**THE TASK**
Repeat the material exactly as it appears.

▬▬▬

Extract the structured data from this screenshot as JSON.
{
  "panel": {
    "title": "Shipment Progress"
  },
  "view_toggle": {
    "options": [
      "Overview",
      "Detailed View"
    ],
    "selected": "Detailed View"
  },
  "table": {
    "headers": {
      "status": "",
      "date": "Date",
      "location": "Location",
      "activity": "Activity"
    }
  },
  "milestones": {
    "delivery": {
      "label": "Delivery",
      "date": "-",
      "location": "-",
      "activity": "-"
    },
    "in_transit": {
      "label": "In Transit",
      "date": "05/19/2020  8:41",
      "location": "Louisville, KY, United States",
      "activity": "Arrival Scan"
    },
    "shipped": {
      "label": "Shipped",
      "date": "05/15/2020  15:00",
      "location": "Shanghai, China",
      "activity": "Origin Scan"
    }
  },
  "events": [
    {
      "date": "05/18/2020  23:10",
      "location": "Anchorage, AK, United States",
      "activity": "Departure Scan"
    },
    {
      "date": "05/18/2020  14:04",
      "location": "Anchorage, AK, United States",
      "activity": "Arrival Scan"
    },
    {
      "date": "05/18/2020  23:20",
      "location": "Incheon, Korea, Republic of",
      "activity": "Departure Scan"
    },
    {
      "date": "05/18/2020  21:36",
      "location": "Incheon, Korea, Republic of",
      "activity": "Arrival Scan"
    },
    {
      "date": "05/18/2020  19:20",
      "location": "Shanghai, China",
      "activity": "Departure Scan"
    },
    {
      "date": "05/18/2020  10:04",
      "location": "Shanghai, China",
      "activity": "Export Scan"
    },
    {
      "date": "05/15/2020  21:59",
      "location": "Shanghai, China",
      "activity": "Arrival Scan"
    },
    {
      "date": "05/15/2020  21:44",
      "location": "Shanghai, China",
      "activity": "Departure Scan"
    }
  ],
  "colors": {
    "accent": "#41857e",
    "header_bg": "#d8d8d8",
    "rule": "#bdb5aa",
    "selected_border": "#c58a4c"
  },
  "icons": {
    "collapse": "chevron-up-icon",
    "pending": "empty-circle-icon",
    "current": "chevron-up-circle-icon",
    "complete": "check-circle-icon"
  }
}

▬▬▬

**SOLUTION FOR THIS PROBLEM**
Extract the structured data from this screenshot as JSON.
{
  "panel": {
    "title": "Shipment Progress"
  },
  "view_toggle": {
    "options": [
      "Overview",
      "Detailed View"
    ],
    "selected": "Detailed View"
  },
  "table": {
    "headers": {
      "status": "",
      "date": "Date",
      "location": "Location",
      "activity": "Activity"
    }
  },
  "milestones": {
    "delivery": {
      "label": "Delivery",
      "date": "-",
      "location": "-",
      "activity": "-"
    },
    "in_transit": {
      "label": "In Transit",
      "date": "05/19/2020  8:41",
      "location": "Louisville, KY, United States",
      "activity": "Arrival Scan"
    },
    "shipped": {
      "label": "Shipped",
      "date": "05/15/2020  15:00",
      "location": "Shanghai, China",
      "activity": "Origin Scan"
    }
  },
  "events": [
    {
      "date": "05/18/2020  23:10",
      "location": "Anchorage, AK, United States",
      "activity": "Departure Scan"
    },
    {
      "date": "05/18/2020  14:04",
      "location": "Anchorage, AK, United States",
      "activity": "Arrival Scan"
    },
    {
      "date": "05/18/2020  23:20",
      "location": "Incheon, Korea, Republic of",
      "activity": "Departure Scan"
    },
    {
      "date": "05/18/2020  21:36",
      "location": "Incheon, Korea, Republic of",
      "activity": "Arrival Scan"
    },
    {
      "date": "05/18/2020  19:20",
      "location": "Shanghai, China",
      "activity": "Departure Scan"
    },
    {
      "date": "05/18/2020  10:04",
      "location": "Shanghai, China",
      "activity": "Export Scan"
    },
    {
      "date": "05/15/2020  21:59",
      "location": "Shanghai, China",
      "activity": "Arrival Scan"
    },
    {
      "date": "05/15/2020  21:44",
      "location": "Shanghai, China",
      "activity": "Departure Scan"
    }
  ],
  "colors": {
    "accent": "#41857e",
    "header_bg": "#d8d8d8",
    "rule": "#bdb5aa",
    "selected_border": "#c58a4c"
  },
  "icons": {
    "collapse": "chevron-up-icon",
    "pending": "empty-circle-icon",
    "current": "chevron-up-circle-icon",
    "complete": "check-circle-icon"
  }
}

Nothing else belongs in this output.